[Stored records]
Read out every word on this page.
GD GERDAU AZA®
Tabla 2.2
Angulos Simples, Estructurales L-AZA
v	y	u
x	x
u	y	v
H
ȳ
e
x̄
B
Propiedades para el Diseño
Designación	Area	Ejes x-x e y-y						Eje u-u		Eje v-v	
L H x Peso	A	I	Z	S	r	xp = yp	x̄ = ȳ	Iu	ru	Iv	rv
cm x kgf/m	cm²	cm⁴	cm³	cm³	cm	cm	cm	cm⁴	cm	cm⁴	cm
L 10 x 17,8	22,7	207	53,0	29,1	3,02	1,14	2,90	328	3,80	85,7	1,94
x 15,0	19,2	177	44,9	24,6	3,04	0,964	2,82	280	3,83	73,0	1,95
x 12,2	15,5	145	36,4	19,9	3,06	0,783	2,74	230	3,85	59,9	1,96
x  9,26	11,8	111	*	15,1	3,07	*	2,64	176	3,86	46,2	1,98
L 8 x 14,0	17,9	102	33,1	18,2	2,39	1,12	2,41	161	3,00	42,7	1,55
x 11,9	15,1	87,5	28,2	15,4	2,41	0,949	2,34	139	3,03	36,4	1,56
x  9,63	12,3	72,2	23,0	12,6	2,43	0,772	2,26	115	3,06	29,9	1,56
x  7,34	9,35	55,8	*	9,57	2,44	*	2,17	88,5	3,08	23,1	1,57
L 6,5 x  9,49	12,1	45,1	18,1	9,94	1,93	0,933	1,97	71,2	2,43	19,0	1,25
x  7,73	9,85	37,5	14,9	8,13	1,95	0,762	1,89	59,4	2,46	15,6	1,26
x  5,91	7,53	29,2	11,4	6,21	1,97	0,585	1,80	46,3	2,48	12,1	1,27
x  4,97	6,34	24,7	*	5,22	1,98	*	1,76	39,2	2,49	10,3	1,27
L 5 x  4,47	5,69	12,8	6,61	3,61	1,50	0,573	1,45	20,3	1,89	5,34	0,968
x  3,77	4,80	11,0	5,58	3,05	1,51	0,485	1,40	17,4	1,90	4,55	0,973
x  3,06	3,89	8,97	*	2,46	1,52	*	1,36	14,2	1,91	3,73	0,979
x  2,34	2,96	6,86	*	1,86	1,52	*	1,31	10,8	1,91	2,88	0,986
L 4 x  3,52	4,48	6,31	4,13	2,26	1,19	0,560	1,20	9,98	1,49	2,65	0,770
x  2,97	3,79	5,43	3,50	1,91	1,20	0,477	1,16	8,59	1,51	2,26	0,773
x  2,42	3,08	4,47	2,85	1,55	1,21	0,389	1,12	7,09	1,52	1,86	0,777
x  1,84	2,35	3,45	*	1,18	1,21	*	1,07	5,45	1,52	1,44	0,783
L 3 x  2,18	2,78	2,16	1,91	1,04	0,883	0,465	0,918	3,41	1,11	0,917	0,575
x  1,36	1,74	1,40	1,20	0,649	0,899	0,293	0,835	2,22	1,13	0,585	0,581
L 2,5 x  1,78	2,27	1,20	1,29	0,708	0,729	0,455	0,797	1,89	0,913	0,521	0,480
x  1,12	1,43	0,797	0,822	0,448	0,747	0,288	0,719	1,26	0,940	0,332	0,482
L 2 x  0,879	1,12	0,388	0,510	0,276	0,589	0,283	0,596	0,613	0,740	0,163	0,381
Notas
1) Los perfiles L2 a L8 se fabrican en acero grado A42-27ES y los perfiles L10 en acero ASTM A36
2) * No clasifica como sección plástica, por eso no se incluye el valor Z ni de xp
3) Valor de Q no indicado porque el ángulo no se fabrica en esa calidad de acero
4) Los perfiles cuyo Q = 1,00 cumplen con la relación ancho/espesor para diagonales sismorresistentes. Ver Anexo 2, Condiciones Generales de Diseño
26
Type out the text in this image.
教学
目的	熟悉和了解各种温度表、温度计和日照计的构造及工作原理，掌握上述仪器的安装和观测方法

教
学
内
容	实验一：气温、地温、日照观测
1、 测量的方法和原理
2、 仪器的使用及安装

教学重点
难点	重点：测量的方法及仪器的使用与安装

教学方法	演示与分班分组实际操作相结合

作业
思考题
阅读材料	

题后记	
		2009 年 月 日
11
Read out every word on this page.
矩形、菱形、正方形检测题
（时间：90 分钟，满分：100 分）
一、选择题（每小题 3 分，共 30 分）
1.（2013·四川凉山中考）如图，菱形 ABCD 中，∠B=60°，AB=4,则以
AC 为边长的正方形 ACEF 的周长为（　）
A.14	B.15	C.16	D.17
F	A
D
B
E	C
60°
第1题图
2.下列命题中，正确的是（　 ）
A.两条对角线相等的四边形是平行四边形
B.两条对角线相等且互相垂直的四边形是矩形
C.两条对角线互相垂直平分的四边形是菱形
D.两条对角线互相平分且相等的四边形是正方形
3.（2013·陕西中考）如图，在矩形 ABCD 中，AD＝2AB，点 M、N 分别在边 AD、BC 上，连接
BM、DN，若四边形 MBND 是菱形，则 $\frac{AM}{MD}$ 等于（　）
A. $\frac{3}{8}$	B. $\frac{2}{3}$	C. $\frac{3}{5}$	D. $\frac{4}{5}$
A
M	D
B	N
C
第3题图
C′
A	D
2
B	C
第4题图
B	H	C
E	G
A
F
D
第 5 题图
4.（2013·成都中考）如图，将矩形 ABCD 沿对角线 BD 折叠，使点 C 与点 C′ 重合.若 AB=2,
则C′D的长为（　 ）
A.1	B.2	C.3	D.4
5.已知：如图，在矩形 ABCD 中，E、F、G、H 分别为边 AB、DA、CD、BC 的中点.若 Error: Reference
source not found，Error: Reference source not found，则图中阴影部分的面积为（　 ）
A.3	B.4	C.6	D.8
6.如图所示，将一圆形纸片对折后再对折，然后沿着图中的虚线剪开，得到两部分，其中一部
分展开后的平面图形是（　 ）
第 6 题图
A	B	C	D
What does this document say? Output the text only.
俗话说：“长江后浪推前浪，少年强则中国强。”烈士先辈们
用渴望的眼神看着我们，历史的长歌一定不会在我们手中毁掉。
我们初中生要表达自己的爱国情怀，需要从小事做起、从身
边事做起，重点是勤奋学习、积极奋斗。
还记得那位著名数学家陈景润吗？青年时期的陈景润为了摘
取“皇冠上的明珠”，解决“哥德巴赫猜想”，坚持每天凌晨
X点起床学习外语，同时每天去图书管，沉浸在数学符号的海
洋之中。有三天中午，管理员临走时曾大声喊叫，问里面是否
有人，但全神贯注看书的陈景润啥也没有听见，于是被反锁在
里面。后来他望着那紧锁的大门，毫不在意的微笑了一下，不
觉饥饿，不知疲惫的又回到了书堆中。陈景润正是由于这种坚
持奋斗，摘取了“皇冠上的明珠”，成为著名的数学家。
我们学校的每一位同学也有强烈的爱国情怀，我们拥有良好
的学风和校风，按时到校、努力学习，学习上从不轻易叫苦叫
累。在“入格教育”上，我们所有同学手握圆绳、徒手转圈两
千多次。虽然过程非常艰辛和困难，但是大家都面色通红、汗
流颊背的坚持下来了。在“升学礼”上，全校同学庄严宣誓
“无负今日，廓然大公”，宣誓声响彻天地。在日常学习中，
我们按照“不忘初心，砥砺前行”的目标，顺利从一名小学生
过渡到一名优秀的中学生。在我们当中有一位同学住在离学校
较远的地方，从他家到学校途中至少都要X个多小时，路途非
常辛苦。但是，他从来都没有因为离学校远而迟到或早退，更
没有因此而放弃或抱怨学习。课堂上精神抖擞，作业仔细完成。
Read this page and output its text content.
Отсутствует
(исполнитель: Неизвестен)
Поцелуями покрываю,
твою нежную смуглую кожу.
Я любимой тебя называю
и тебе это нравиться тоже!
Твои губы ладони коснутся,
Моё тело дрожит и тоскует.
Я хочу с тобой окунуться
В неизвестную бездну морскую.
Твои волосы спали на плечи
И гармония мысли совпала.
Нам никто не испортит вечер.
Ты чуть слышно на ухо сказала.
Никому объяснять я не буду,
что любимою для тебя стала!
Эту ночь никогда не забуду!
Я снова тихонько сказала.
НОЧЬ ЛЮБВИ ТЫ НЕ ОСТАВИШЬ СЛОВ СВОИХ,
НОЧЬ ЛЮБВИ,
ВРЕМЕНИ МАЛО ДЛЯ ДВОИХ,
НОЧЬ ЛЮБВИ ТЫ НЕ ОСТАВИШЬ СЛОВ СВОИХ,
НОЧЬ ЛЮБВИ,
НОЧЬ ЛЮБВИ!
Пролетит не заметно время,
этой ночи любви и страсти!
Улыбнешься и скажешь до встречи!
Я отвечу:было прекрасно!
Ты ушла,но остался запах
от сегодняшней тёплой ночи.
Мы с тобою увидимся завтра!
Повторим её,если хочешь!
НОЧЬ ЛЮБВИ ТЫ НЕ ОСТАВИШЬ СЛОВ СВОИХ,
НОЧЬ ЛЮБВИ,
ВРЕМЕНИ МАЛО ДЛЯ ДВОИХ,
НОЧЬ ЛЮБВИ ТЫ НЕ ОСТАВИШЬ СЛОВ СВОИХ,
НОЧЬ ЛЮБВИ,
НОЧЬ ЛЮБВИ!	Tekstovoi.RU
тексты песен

GIVEN TASK :: The answer should be a single number: the count of lines in the data that include the string "ночи".

ANSWER TO THE EXERCISE :: 2